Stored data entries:

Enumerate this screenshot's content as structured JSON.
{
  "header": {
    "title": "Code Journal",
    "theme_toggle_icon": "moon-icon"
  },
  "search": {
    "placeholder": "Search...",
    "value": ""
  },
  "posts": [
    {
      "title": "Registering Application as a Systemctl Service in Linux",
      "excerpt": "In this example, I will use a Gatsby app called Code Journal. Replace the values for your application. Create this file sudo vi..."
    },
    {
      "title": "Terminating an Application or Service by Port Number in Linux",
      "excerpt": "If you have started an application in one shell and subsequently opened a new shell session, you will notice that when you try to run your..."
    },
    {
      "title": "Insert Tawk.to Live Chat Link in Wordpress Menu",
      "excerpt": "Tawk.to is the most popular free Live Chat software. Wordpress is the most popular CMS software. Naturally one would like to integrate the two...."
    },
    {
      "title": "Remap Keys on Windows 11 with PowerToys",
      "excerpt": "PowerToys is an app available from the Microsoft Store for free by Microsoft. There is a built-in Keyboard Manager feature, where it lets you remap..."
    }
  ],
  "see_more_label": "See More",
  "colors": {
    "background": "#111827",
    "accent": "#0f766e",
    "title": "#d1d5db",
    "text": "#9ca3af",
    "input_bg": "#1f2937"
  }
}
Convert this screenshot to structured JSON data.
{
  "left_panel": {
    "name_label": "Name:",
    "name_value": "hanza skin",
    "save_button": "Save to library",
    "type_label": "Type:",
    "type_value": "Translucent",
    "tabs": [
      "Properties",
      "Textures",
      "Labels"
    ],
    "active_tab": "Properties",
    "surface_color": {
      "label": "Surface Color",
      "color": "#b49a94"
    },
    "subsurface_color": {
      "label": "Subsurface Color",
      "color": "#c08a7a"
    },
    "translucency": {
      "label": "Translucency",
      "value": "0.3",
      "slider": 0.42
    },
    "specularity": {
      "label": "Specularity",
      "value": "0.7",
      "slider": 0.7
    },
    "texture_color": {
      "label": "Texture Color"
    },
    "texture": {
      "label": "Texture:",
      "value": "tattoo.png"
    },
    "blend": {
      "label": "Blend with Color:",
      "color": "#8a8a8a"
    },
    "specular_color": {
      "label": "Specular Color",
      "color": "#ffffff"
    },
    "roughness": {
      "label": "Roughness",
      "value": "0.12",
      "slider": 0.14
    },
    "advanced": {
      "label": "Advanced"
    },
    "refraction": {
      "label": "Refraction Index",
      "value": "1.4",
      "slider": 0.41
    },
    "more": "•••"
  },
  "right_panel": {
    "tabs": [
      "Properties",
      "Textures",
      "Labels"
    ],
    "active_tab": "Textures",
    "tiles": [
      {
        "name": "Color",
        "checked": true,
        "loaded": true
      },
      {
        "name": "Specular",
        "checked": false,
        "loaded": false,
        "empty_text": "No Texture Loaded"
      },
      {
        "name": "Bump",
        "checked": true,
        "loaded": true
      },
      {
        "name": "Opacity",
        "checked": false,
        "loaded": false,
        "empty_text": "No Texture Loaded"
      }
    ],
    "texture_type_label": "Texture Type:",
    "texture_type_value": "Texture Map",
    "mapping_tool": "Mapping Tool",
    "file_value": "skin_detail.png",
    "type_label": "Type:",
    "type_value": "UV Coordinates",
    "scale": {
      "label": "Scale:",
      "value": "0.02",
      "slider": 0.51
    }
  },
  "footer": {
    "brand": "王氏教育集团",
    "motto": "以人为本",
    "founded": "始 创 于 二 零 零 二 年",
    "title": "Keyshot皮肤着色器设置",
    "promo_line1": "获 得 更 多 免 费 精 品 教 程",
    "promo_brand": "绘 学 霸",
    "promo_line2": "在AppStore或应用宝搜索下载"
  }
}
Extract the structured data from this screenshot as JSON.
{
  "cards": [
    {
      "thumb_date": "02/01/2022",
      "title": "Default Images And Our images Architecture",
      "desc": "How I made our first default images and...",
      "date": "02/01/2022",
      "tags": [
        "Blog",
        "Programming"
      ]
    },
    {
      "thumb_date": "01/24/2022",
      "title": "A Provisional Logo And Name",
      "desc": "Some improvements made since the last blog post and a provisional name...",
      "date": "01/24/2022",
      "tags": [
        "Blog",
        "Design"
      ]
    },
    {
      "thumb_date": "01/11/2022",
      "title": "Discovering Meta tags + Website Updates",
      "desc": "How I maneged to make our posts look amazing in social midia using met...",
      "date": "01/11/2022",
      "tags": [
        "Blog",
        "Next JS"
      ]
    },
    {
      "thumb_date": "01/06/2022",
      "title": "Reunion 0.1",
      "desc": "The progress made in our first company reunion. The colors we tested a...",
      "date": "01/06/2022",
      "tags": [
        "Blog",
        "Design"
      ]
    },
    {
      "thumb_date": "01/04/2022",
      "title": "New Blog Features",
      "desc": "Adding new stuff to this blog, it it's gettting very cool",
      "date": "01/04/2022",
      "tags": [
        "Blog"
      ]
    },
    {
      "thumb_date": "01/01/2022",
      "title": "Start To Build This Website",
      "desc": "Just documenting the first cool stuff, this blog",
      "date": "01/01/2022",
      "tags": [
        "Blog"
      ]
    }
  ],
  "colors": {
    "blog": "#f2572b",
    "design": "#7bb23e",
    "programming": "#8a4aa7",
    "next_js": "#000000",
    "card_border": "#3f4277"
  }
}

**What the exercise asks**.
The records above should be repeated in full, exactly as given.

**Final answer**.
Enumerate this screenshot's content as structured JSON.
{
  "header": {
    "title": "Code Journal",
    "theme_toggle_icon": "moon-icon"
  },
  "search": {
    "placeholder": "Search...",
    "value": ""
  },
  "posts": [
    {
      "title": "Registering Application as a Systemctl Service in Linux",
      "excerpt": "In this example, I will use a Gatsby app called Code Journal. Replace the values for your application. Create this file sudo vi..."
    },
    {
      "title": "Terminating an Application or Service by Port Number in Linux",
      "excerpt": "If you have started an application in one shell and subsequently opened a new shell session, you will notice that when you try to run your..."
    },
    {
      "title": "Insert Tawk.to Live Chat Link in Wordpress Menu",
      "excerpt": "Tawk.to is the most popular free Live Chat software. Wordpress is the most popular CMS software. Naturally one would like to integrate the two...."
    },
    {
      "title": "Remap Keys on Windows 11 with PowerToys",
      "excerpt": "PowerToys is an app available from the Microsoft Store for free by Microsoft. There is a built-in Keyboard Manager feature, where it lets you remap..."
    }
  ],
  "see_more_label": "See More",
  "colors": {
    "background": "#111827",
    "accent": "#0f766e",
    "title": "#d1d5db",
    "text": "#9ca3af",
    "input_bg": "#1f2937"
  }
}
Convert this screenshot to structured JSON data.
{
  "left_panel": {
    "name_label": "Name:",
    "name_value": "hanza skin",
    "save_button": "Save to library",
    "type_label": "Type:",
    "type_value": "Translucent",
    "tabs": [
      "Properties",
      "Textures",
      "Labels"
    ],
    "active_tab": "Properties",
    "surface_color": {
      "label": "Surface Color",
      "color": "#b49a94"
    },
    "subsurface_color": {
      "label": "Subsurface Color",
      "color": "#c08a7a"
    },
    "translucency": {
      "label": "Translucency",
      "value": "0.3",
      "slider": 0.42
    },
    "specularity": {
      "label": "Specularity",
      "value": "0.7",
      "slider": 0.7
    },
    "texture_color": {
      "label": "Texture Color"
    },
    "texture": {
      "label": "Texture:",
      "value": "tattoo.png"
    },
    "blend": {
      "label": "Blend with Color:",
      "color": "#8a8a8a"
    },
    "specular_color": {
      "label": "Specular Color",
      "color": "#ffffff"
    },
    "roughness": {
      "label": "Roughness",
      "value": "0.12",
      "slider": 0.14
    },
    "advanced": {
      "label": "Advanced"
    },
    "refraction": {
      "label": "Refraction Index",
      "value": "1.4",
      "slider": 0.41
    },
    "more": "•••"
  },
  "right_panel": {
    "tabs": [
      "Properties",
      "Textures",
      "Labels"
    ],
    "active_tab": "Textures",
    "tiles": [
      {
        "name": "Color",
        "checked": true,
        "loaded": true
      },
      {
        "name": "Specular",
        "checked": false,
        "loaded": false,
        "empty_text": "No Texture Loaded"
      },
      {
        "name": "Bump",
        "checked": true,
        "loaded": true
      },
      {
        "name": "Opacity",
        "checked": false,
        "loaded": false,
        "empty_text": "No Texture Loaded"
      }
    ],
    "texture_type_label": "Texture Type:",
    "texture_type_value": "Texture Map",
    "mapping_tool": "Mapping Tool",
    "file_value": "skin_detail.png",
    "type_label": "Type:",
    "type_value": "UV Coordinates",
    "scale": {
      "label": "Scale:",
      "value": "0.02",
      "slider": 0.51
    }
  },
  "footer": {
    "brand": "王氏教育集团",
    "motto": "以人为本",
    "founded": "始 创 于 二 零 零 二 年",
    "title": "Keyshot皮肤着色器设置",
    "promo_line1": "获 得 更 多 免 费 精 品 教 程",
    "promo_brand": "绘 学 霸",
    "promo_line2": "在AppStore或应用宝搜索下载"
  }
}
Extract the structured data from this screenshot as JSON.
{
  "cards": [
    {
      "thumb_date": "02/01/2022",
      "title": "Default Images And Our images Architecture",
      "desc": "How I made our first default images and...",
      "date": "02/01/2022",
      "tags": [
        "Blog",
        "Programming"
      ]
    },
    {
      "thumb_date": "01/24/2022",
      "title": "A Provisional Logo And Name",
      "desc": "Some improvements made since the last blog post and a provisional name...",
      "date": "01/24/2022",
      "tags": [
        "Blog",
        "Design"
      ]
    },
    {
      "thumb_date": "01/11/2022",
      "title": "Discovering Meta tags + Website Updates",
      "desc": "How I maneged to make our posts look amazing in social midia using met...",
      "date": "01/11/2022",
      "tags": [
        "Blog",
        "Next JS"
      ]
    },
    {
      "thumb_date": "01/06/2022",
      "title": "Reunion 0.1",
      "desc": "The progress made in our first company reunion. The colors we tested a...",
      "date": "01/06/2022",
      "tags": [
        "Blog",
        "Design"
      ]
    },
    {
      "thumb_date": "01/04/2022",
      "title": "New Blog Features",
      "desc": "Adding new stuff to this blog, it it's gettting very cool",
      "date": "01/04/2022",
      "tags": [
        "Blog"
      ]
    },
    {
      "thumb_date": "01/01/2022",
      "title": "Start To Build This Website",
      "desc": "Just documenting the first cool stuff, this blog",
      "date": "01/01/2022",
      "tags": [
        "Blog"
      ]
    }
  ],
  "colors": {
    "blog": "#f2572b",
    "design": "#7bb23e",
    "programming": "#8a4aa7",
    "next_js": "#000000",
    "card_border": "#3f4277"
  }
}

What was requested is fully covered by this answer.